**Supplied entries**
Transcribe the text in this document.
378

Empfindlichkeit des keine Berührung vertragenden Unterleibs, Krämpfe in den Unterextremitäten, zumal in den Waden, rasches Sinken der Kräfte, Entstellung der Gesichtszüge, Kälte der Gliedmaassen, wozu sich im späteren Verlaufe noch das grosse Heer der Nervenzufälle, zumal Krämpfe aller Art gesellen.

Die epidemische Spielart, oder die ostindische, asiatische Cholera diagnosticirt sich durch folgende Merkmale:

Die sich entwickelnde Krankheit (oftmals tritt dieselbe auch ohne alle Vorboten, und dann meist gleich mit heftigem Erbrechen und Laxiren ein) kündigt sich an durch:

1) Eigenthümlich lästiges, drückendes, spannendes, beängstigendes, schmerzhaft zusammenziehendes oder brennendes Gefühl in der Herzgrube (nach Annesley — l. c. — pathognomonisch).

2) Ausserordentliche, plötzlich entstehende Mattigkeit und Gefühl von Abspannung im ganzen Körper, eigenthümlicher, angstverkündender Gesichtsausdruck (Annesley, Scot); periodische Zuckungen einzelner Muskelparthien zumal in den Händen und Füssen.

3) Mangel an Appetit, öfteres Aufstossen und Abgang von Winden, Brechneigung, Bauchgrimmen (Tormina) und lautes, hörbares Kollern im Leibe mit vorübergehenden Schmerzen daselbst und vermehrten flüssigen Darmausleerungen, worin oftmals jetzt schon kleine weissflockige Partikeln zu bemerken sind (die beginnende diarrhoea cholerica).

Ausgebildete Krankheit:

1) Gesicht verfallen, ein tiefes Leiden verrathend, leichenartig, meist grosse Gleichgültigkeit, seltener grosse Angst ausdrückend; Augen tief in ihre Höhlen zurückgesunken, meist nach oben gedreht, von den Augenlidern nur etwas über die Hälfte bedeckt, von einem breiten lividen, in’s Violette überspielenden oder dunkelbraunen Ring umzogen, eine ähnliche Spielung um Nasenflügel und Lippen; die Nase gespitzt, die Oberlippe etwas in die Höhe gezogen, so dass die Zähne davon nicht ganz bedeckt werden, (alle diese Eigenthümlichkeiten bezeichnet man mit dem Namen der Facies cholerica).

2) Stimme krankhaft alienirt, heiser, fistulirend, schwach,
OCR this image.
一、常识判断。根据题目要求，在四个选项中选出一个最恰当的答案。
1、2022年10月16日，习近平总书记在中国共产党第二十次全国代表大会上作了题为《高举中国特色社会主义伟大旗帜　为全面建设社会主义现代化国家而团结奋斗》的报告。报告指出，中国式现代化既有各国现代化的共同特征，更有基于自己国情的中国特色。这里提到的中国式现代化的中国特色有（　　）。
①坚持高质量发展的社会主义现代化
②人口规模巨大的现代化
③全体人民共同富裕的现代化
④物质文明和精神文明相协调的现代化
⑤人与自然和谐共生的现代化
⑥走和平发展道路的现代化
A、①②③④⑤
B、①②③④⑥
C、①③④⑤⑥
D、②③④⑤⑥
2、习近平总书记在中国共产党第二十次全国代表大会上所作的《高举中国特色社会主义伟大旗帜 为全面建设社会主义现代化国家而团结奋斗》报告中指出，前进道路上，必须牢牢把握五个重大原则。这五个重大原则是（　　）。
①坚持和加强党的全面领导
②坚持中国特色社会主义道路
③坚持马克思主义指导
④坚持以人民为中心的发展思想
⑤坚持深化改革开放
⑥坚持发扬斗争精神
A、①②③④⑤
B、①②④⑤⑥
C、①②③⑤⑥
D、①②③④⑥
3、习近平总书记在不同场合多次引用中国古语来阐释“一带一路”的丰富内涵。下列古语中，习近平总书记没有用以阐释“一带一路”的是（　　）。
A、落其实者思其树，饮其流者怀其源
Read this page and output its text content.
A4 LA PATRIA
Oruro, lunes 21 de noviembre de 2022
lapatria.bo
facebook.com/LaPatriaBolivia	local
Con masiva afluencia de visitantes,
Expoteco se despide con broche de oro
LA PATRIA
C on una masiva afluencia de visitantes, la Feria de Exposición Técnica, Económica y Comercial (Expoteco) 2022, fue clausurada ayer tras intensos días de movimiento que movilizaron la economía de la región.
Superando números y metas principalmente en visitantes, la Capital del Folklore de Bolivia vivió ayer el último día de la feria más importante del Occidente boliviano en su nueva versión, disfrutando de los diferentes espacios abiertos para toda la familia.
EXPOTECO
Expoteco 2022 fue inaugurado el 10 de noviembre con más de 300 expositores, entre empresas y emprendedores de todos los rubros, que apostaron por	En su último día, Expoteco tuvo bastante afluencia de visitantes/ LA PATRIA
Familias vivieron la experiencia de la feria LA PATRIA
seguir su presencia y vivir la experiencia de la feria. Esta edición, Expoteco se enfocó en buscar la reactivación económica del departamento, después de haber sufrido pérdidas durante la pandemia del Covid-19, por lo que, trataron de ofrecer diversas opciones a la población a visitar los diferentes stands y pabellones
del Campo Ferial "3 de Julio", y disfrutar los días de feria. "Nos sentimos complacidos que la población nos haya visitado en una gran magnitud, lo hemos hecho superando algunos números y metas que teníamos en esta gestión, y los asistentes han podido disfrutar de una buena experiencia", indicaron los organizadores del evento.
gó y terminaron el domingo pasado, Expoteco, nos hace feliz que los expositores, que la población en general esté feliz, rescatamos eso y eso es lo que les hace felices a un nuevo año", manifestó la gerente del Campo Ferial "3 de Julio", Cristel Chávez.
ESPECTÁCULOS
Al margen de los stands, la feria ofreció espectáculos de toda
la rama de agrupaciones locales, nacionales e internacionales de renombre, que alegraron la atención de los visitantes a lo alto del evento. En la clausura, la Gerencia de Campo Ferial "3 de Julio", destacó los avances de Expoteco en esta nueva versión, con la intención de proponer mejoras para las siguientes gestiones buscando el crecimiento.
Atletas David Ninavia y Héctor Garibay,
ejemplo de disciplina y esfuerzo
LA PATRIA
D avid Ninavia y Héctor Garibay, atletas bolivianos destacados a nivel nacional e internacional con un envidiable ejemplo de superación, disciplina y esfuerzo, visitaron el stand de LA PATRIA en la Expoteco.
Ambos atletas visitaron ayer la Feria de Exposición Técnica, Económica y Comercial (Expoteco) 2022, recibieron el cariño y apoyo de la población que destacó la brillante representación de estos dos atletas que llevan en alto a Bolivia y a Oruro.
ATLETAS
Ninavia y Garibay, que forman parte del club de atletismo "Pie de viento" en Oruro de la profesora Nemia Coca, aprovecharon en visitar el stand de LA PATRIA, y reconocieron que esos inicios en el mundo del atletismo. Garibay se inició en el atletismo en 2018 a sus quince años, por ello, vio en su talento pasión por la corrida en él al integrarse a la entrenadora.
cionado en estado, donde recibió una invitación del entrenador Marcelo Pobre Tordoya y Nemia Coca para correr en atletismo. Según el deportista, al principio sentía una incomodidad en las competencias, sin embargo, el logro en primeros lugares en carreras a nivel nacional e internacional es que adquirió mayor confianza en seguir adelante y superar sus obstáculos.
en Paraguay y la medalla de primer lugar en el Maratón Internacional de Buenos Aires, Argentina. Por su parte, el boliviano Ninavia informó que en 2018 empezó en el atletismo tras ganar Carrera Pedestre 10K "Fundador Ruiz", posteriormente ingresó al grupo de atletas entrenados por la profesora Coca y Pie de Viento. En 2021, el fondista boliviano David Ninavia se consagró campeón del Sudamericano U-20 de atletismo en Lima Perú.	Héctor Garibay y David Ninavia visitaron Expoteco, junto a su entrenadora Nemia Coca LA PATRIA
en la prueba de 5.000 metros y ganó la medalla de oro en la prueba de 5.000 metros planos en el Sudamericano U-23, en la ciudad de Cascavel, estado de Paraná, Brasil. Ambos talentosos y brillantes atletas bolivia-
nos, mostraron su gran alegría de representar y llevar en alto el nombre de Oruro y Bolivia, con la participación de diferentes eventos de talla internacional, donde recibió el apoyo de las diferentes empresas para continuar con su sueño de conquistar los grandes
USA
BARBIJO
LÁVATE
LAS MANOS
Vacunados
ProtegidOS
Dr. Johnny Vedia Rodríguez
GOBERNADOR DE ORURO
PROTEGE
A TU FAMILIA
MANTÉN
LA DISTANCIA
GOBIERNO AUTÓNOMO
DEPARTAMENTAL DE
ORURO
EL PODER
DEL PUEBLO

**Directive**
Answer with one number only: how many lines above contain the word "Garibay".

**Response to the task**
4